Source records
** START **
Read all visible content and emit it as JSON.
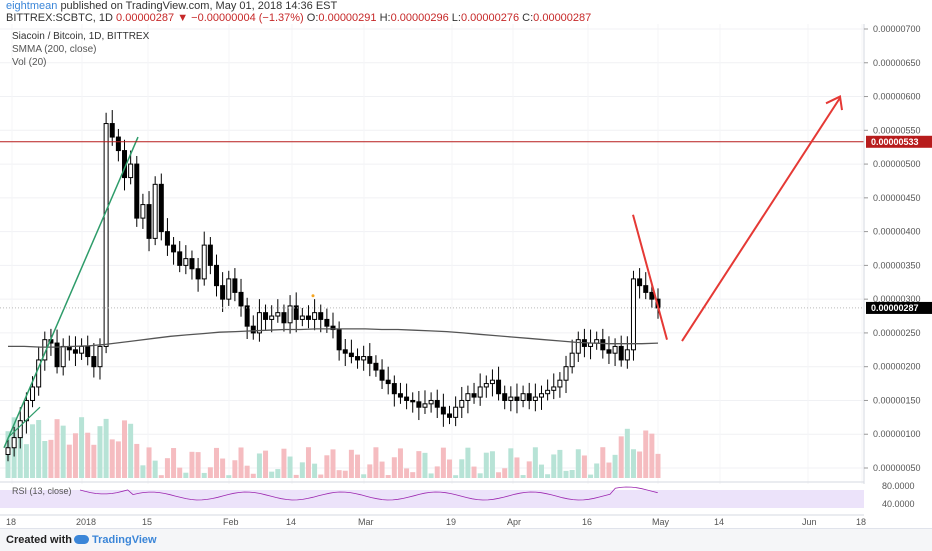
{
  "header": {
    "author": "eightmean",
    "published_text": "published on TradingView.com, May 01, 2018 14:36 EST",
    "symbol": "BITTREX:SCBTC, 1D",
    "last": "0.00000287",
    "change": "−0.00000004 (−1.37%)",
    "o_label": "O:",
    "o": "0.00000291",
    "h_label": "H:",
    "h": "0.00000296",
    "l_label": "L:",
    "l": "0.00000276",
    "c_label": "C:",
    "c": "0.00000287"
  },
  "legend": {
    "title": "Siacoin / Bitcoin, 1D, BITTREX",
    "smma": "SMMA (200, close)",
    "vol": "Vol (20)"
  },
  "rsi": {
    "label": "RSI (13, close)",
    "ticks": [
      "80.0000",
      "40.0000"
    ]
  },
  "footer": {
    "created": "Created with",
    "brand": "TradingView"
  },
  "colors": {
    "up": "#26a69a",
    "down": "#ef5350",
    "candle": "#000000",
    "resistance": "#b71c1c",
    "arrow": "#e53935",
    "trendline": "#2e9c6a",
    "smma": "#555555",
    "rsi_band": "#ece3fa",
    "rsi_line": "#9c27b0",
    "price_tag": "#b71c1c",
    "last_tag": "#000000"
  },
  "chart_data": {
    "type": "candlestick",
    "x_ticks": [
      "18",
      "2018",
      "15",
      "Feb",
      "14",
      "Mar",
      "19",
      "Apr",
      "16",
      "May",
      "14",
      "Jun",
      "18"
    ],
    "y_ticks": [
      "0.00000700",
      "0.00000650",
      "0.00000600",
      "0.00000550",
      "0.00000500",
      "0.00000450",
      "0.00000400",
      "0.00000350",
      "0.00000300",
      "0.00000250",
      "0.00000200",
      "0.00000150",
      "0.00000100",
      "0.00000050"
    ],
    "y_values": [
      700,
      650,
      600,
      550,
      500,
      450,
      400,
      350,
      300,
      250,
      200,
      150,
      100,
      50
    ],
    "ylim": [
      40,
      710
    ],
    "resistance_label": "0.00000533",
    "resistance_value": 533,
    "last_label": "0.00000287",
    "last_value": 287,
    "series_close": [
      80,
      95,
      120,
      150,
      170,
      210,
      240,
      235,
      200,
      230,
      225,
      220,
      230,
      215,
      200,
      230,
      560,
      540,
      520,
      480,
      500,
      420,
      440,
      390,
      470,
      400,
      380,
      370,
      350,
      360,
      345,
      330,
      380,
      350,
      320,
      300,
      330,
      310,
      290,
      260,
      250,
      280,
      270,
      275,
      280,
      265,
      290,
      270,
      275,
      270,
      280,
      270,
      260,
      255,
      225,
      220,
      215,
      210,
      215,
      205,
      195,
      180,
      175,
      160,
      155,
      150,
      148,
      140,
      145,
      150,
      140,
      130,
      125,
      140,
      150,
      160,
      155,
      170,
      175,
      180,
      160,
      150,
      155,
      150,
      160,
      150,
      155,
      160,
      165,
      170,
      180,
      200,
      220,
      240,
      230,
      235,
      240,
      225,
      220,
      230,
      210,
      225,
      330,
      320,
      310,
      300,
      287
    ],
    "smma": [
      230,
      230,
      229,
      229,
      230,
      231,
      233,
      236,
      239,
      242,
      245,
      247,
      249,
      251,
      252,
      253,
      254,
      255,
      255,
      256,
      256,
      256,
      256,
      255,
      255,
      254,
      253,
      252,
      250,
      248,
      246,
      244,
      242,
      240,
      238,
      236,
      235,
      234,
      234,
      234,
      235
    ],
    "volume_note": "relative volume bars"
  }
}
** END **
Task brief ::
Collect the complete line wherever the string "BITTREX" appears in the records.

Result ::
    "symbol": "BITTREX:SCBTC, 1D",
    "title": "Siacoin / Bitcoin, 1D, BITTREX",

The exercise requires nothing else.